= Saved entries =
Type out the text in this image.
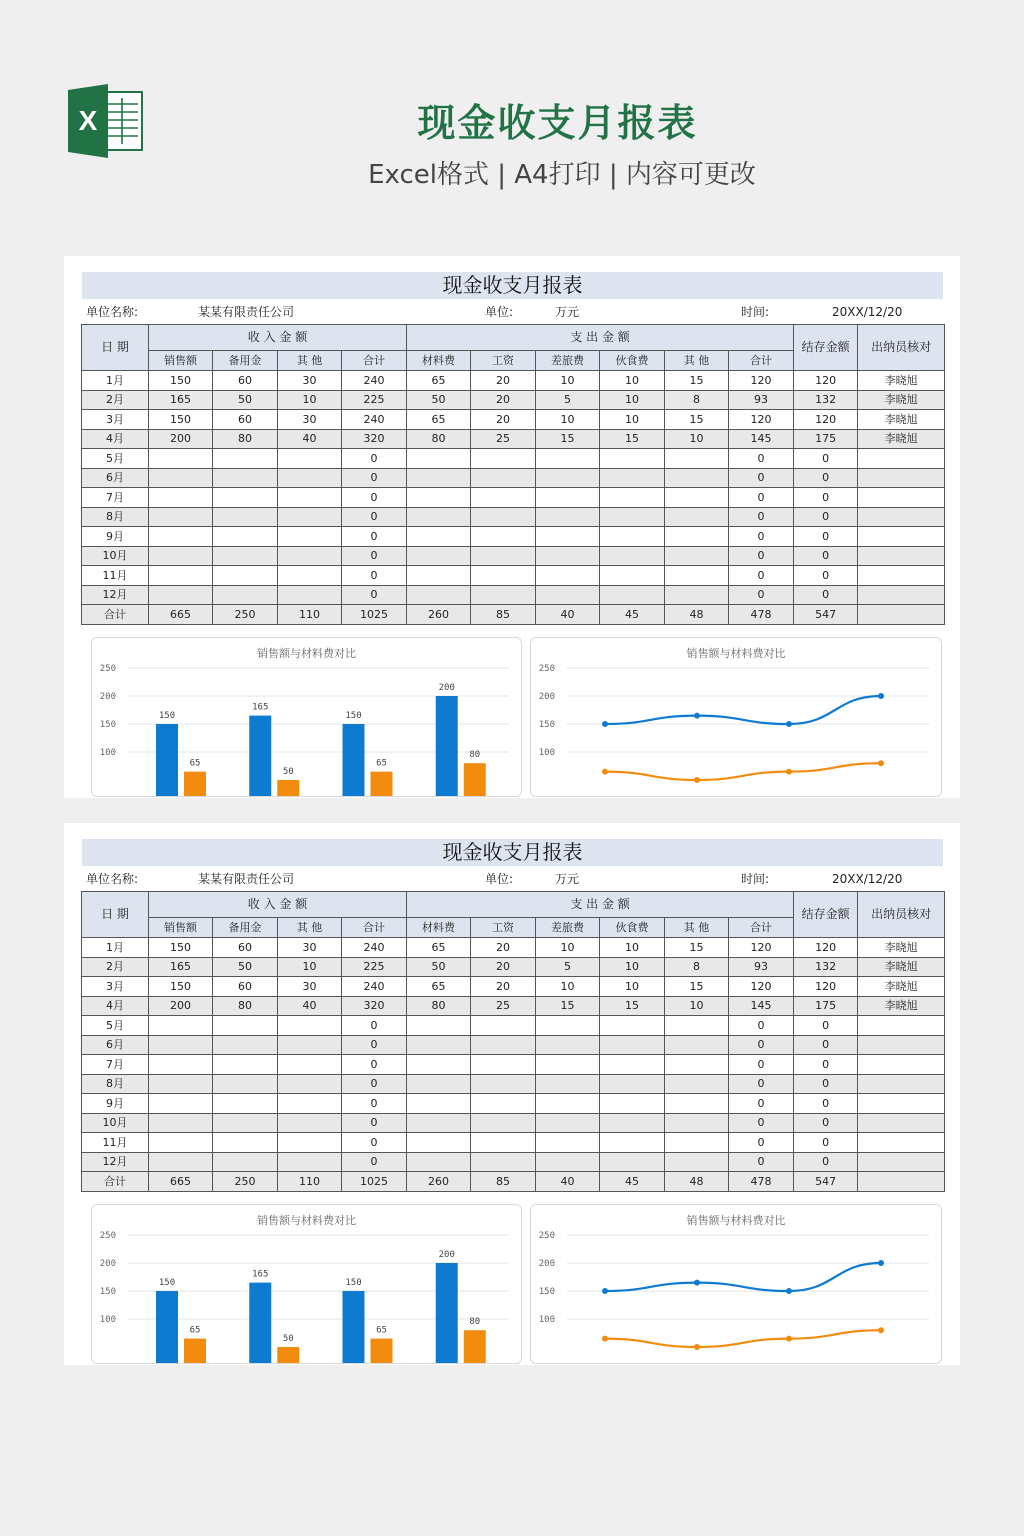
X	现金收支月报表
Excel格式 | A4打印 | 内容可更改
现金收支月报表
单位名称:	某某有限责任公司	单位:	万元	时间:	20XX/12/20
日 期	收 入 金 额				支 出 金 额						结存金额	出纳员核对
	销售额	备用金	其 他	合计	材料费	工资	差旅费	伙食费	其 他	合计		
1月	150	60	30	240	65	20	10	10	15	120	120	李晓旭
2月	165	50	10	225	50	20	5	10	8	93	132	李晓旭
3月	150	60	30	240	65	20	10	10	15	120	120	李晓旭
4月	200	80	40	320	80	25	15	15	10	145	175	李晓旭
5月				0						0	0	
6月				0						0	0	
7月				0						0	0	
8月				0						0	0	
9月				0						0	0	
10月				0						0	0	
11月				0						0	0	
12月				0						0	0	
合计	665	250	110	1025	260	85	40	45	48	478	547	
销售额与材料费对比
250
200
150
100
150
65
165
50
150
65
200
80
销售额与材料费对比
250
200
150
100
现金收支月报表
单位名称:	某某有限责任公司	单位:	万元	时间:	20XX/12/20
日 期	收 入 金 额				支 出 金 额						结存金额	出纳员核对
	销售额	备用金	其 他	合计	材料费	工资	差旅费	伙食费	其 他	合计		
1月	150	60	30	240	65	20	10	10	15	120	120	李晓旭
2月	165	50	10	225	50	20	5	10	8	93	132	李晓旭
3月	150	60	30	240	65	20	10	10	15	120	120	李晓旭
4月	200	80	40	320	80	25	15	15	10	145	175	李晓旭
5月				0						0	0	
6月				0						0	0	
7月				0						0	0	
8月				0						0	0	
9月				0						0	0	
10月				0						0	0	
11月				0						0	0	
12月				0						0	0	
合计	665	250	110	1025	260	85	40	45	48	478	547	
销售额与材料费对比
250
200
150
100
150
65
165
50
150
65
200
80
销售额与材料费对比
250
200
150
100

= Task prompt =
Omit the pictures and restate the rest of the records verbatim.

= Answer in full =
Type out the text in this image.
X	现金收支月报表
Excel格式 | A4打印 | 内容可更改
现金收支月报表
单位名称:	某某有限责任公司	单位:	万元	时间:	20XX/12/20
日 期	收 入 金 额				支 出 金 额						结存金额	出纳员核对
	销售额	备用金	其 他	合计	材料费	工资	差旅费	伙食费	其 他	合计		
1月	150	60	30	240	65	20	10	10	15	120	120	李晓旭
2月	165	50	10	225	50	20	5	10	8	93	132	李晓旭
3月	150	60	30	240	65	20	10	10	15	120	120	李晓旭
4月	200	80	40	320	80	25	15	15	10	145	175	李晓旭
5月				0						0	0	
6月				0						0	0	
7月				0						0	0	
8月				0						0	0	
9月				0						0	0	
10月				0						0	0	
11月				0						0	0	
12月				0						0	0	
合计	665	250	110	1025	260	85	40	45	48	478	547	
销售额与材料费对比
250
200
150
100
150
65
165
50
150
65
200
80
销售额与材料费对比
250
200
150
100
现金收支月报表
单位名称:	某某有限责任公司	单位:	万元	时间:	20XX/12/20
日 期	收 入 金 额				支 出 金 额						结存金额	出纳员核对
	销售额	备用金	其 他	合计	材料费	工资	差旅费	伙食费	其 他	合计		
1月	150	60	30	240	65	20	10	10	15	120	120	李晓旭
2月	165	50	10	225	50	20	5	10	8	93	132	李晓旭
3月	150	60	30	240	65	20	10	10	15	120	120	李晓旭
4月	200	80	40	320	80	25	15	15	10	145	175	李晓旭
5月				0						0	0	
6月				0						0	0	
7月				0						0	0	
8月				0						0	0	
9月				0						0	0	
10月				0						0	0	
11月				0						0	0	
12月				0						0	0	
合计	665	250	110	1025	260	85	40	45	48	478	547	
销售额与材料费对比
250
200
150
100
150
65
165
50
150
65
200
80
销售额与材料费对比
250
200
150
100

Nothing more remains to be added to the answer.